**EXERCISE GOAL:** Can you give back the material from the line containing "Extract all elements" through the line containing "158, 710, 163]", swapping "Background" for "Backdrop" and leaving everything else unchanged? Leave the pictures out.

**SUPPLIED DATA:**
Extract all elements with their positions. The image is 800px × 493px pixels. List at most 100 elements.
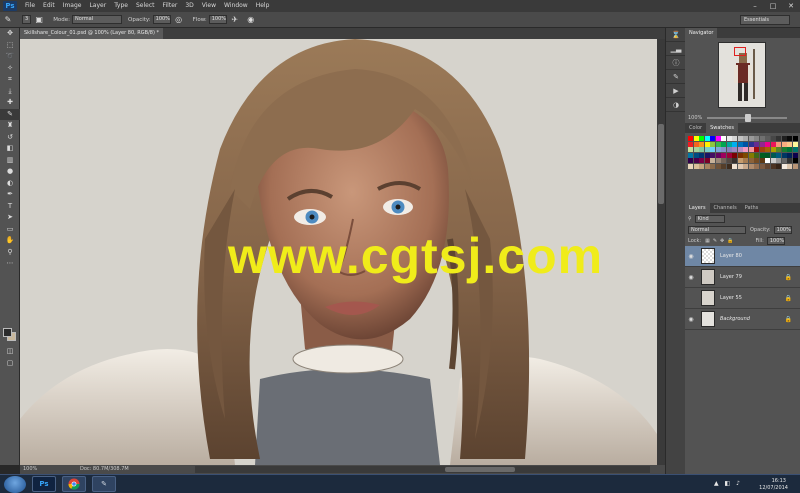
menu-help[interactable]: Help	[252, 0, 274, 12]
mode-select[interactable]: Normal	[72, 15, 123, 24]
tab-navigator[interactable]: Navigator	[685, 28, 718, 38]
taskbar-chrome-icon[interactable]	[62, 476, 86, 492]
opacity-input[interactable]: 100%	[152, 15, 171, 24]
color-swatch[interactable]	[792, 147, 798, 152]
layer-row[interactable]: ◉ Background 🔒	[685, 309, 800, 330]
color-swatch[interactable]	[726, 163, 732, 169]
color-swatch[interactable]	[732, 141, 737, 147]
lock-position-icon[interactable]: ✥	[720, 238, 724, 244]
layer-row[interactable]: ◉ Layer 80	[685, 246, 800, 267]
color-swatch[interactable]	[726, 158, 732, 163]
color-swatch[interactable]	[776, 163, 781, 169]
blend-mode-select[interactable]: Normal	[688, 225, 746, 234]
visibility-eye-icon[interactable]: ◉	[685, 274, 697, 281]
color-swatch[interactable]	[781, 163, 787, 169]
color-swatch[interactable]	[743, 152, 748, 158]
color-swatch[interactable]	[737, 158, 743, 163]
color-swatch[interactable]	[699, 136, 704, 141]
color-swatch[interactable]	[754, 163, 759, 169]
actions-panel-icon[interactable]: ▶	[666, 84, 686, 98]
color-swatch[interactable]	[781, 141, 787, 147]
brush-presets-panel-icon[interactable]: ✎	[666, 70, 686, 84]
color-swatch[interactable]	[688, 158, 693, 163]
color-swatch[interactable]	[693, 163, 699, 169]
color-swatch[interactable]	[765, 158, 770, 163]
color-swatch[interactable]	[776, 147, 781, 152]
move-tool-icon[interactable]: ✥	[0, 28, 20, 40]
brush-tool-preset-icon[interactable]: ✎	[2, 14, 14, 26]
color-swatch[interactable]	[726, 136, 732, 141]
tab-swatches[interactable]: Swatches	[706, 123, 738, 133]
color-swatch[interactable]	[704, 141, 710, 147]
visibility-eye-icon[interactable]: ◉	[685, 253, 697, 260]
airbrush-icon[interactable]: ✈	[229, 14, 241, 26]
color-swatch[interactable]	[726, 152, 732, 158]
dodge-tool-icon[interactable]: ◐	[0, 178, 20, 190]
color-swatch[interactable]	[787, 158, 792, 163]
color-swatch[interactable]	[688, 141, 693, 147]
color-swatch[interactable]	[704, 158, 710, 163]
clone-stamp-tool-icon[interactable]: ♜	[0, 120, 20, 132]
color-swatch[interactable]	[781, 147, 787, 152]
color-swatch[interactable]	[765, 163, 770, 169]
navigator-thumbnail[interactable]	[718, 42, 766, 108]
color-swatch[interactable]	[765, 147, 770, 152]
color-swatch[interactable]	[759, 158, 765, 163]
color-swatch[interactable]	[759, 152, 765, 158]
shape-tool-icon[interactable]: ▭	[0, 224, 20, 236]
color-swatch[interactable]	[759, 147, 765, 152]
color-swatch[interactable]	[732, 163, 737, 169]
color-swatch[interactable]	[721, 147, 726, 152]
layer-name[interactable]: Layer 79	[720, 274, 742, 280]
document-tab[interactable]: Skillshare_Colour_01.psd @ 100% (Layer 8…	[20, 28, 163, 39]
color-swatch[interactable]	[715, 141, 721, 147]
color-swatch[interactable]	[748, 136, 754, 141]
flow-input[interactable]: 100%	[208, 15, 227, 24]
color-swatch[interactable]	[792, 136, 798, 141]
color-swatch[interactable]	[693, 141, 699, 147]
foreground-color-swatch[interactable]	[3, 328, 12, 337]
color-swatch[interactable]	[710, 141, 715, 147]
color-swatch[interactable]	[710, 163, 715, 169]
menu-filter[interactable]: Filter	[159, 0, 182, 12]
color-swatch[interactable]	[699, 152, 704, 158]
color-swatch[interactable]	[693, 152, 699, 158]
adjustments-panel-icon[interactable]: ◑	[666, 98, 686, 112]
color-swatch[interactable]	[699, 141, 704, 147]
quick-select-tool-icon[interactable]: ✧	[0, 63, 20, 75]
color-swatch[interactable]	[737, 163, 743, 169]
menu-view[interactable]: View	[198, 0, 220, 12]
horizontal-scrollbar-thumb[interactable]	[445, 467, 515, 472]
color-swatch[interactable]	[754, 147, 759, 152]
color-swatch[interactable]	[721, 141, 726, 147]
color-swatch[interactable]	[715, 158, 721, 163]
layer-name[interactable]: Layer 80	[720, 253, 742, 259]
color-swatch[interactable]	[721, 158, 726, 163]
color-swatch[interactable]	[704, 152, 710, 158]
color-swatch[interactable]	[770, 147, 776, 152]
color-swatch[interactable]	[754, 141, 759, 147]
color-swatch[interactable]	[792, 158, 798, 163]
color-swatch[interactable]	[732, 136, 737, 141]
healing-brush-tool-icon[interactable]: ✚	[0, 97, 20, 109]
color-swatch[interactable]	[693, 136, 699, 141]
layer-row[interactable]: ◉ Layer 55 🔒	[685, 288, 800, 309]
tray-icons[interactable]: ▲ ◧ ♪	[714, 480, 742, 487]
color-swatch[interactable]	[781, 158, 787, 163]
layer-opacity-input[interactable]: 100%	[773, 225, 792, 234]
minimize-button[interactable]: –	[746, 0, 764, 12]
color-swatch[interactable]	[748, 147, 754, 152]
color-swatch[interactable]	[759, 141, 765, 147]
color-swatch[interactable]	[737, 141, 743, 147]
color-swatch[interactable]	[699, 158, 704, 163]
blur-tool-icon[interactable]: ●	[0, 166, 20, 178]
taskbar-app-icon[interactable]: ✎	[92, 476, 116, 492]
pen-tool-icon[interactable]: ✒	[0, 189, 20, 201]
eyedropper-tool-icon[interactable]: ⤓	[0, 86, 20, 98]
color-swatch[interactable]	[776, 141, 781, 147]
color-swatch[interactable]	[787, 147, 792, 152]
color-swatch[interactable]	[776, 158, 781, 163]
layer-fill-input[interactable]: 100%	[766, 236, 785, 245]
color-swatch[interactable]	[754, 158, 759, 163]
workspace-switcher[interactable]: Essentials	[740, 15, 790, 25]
* * *
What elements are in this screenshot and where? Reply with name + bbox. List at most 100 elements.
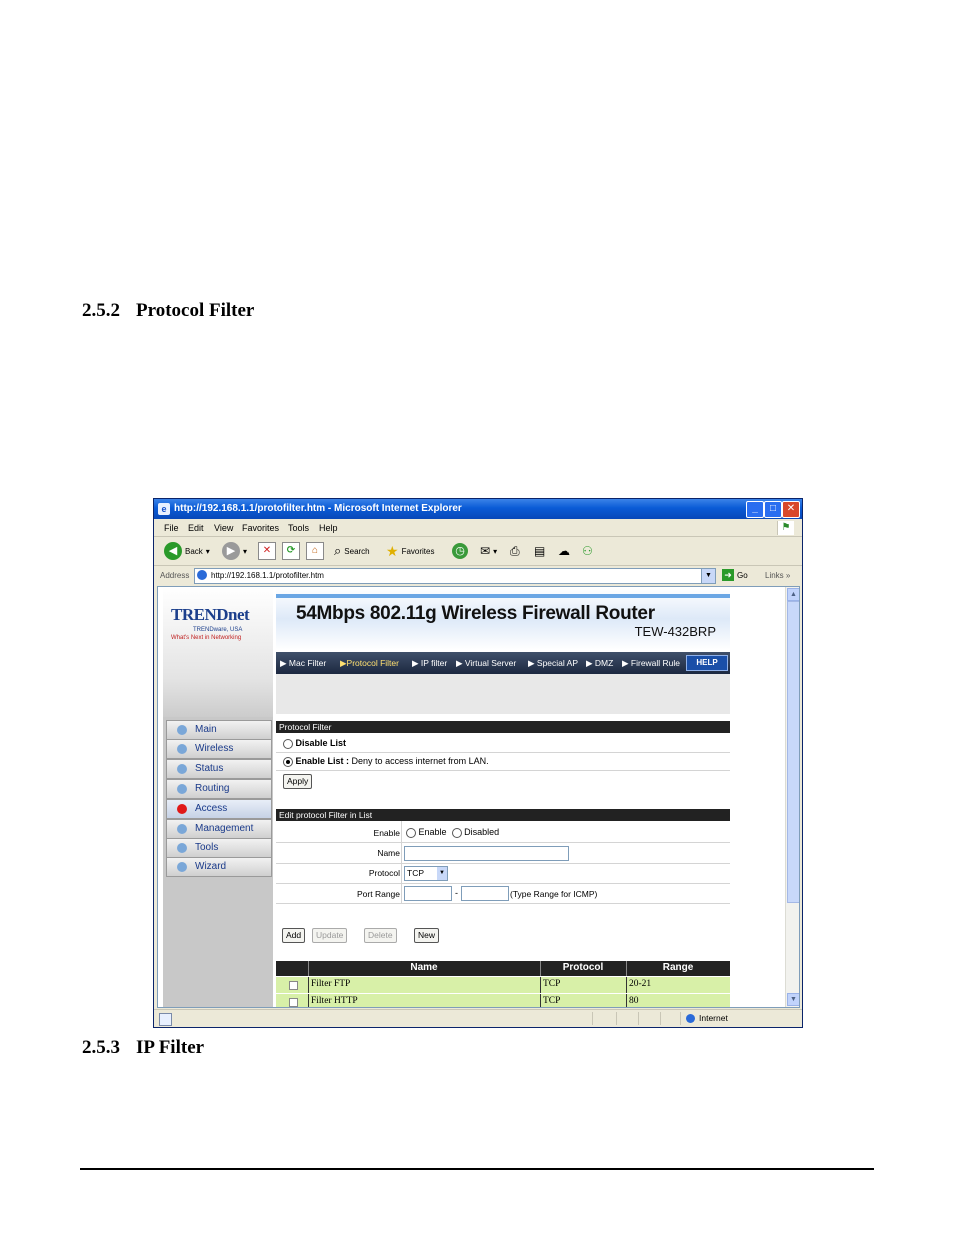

**TASK RESULT:**
Extract all elements with their positions. The image is 800px × 493px pixels. List at most 100 elements.
menu-help[interactable]: Help	[252, 0, 274, 12]
mode-select[interactable]: Normal	[72, 15, 123, 24]
tab-navigator[interactable]: Navigator	[685, 28, 718, 38]
taskbar-chrome-icon[interactable]	[62, 476, 86, 492]
opacity-input[interactable]: 100%	[152, 15, 171, 24]
color-swatch[interactable]	[792, 147, 798, 152]
layer-row[interactable]: ◉ Backdrop 🔒	[685, 309, 800, 330]
color-swatch[interactable]	[726, 163, 732, 169]
color-swatch[interactable]	[732, 141, 737, 147]
lock-position-icon[interactable]: ✥	[720, 238, 724, 244]
layer-row[interactable]: ◉ Layer 80	[685, 246, 800, 267]
color-swatch[interactable]	[726, 158, 732, 163]
color-swatch[interactable]	[776, 163, 781, 169]
blend-mode-select[interactable]: Normal	[688, 225, 746, 234]
visibility-eye-icon[interactable]: ◉	[685, 274, 697, 281]
color-swatch[interactable]	[781, 163, 787, 169]
color-swatch[interactable]	[743, 152, 748, 158]
color-swatch[interactable]	[737, 158, 743, 163]
color-swatch[interactable]	[699, 136, 704, 141]
color-swatch[interactable]	[754, 163, 759, 169]
actions-panel-icon[interactable]: ▶	[666, 84, 686, 98]
color-swatch[interactable]	[781, 141, 787, 147]
brush-presets-panel-icon[interactable]: ✎	[666, 70, 686, 84]
color-swatch[interactable]	[688, 158, 693, 163]
color-swatch[interactable]	[693, 163, 699, 169]
color-swatch[interactable]	[765, 158, 770, 163]
color-swatch[interactable]	[776, 147, 781, 152]
move-tool-icon[interactable]: ✥	[0, 28, 20, 40]
brush-tool-preset-icon[interactable]: ✎	[2, 14, 14, 26]
color-swatch[interactable]	[726, 136, 732, 141]
tab-swatches[interactable]: Swatches	[706, 123, 738, 133]
color-swatch[interactable]	[704, 141, 710, 147]
visibility-eye-icon[interactable]: ◉	[685, 253, 697, 260]
airbrush-icon[interactable]: ✈	[229, 14, 241, 26]
color-swatch[interactable]	[726, 152, 732, 158]
dodge-tool-icon[interactable]: ◐	[0, 178, 20, 190]
color-swatch[interactable]	[787, 158, 792, 163]
color-swatch[interactable]	[688, 141, 693, 147]
color-swatch[interactable]	[704, 158, 710, 163]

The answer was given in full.